▸ **Records supplied**:
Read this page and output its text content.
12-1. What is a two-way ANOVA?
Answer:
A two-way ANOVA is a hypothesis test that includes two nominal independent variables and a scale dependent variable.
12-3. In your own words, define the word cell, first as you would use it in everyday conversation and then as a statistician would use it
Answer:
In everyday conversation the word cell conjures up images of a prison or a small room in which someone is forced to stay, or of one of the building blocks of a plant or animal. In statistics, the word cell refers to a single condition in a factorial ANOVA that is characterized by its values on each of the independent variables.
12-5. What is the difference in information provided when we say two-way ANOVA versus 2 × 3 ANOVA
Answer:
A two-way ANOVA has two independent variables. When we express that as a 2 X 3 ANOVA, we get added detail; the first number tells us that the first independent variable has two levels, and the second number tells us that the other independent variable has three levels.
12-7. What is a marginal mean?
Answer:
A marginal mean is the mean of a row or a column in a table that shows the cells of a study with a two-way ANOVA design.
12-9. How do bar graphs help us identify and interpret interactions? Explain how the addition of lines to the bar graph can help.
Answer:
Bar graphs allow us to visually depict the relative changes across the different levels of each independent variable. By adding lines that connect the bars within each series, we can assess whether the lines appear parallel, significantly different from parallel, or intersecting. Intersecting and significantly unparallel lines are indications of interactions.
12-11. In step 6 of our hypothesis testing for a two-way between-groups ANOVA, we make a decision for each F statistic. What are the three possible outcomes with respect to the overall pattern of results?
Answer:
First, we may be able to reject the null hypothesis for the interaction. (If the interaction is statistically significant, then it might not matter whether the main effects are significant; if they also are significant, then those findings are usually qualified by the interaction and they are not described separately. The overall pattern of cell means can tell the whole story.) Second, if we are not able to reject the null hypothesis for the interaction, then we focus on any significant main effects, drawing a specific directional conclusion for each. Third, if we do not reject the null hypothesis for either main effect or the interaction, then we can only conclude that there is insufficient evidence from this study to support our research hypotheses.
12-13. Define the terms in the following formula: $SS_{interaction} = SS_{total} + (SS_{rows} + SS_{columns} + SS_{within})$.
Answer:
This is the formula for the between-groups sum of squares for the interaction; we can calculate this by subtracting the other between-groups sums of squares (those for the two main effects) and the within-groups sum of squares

▸ **Problem description**: The lines holding the word "marginal" are the answer. Find them in the entries and copy them.

▸ **Solution for this problem**:
12-7. What is a marginal mean?
A marginal mean is the mean of a row or a column in a table that shows the cells of a study with a two-way ANOVA design.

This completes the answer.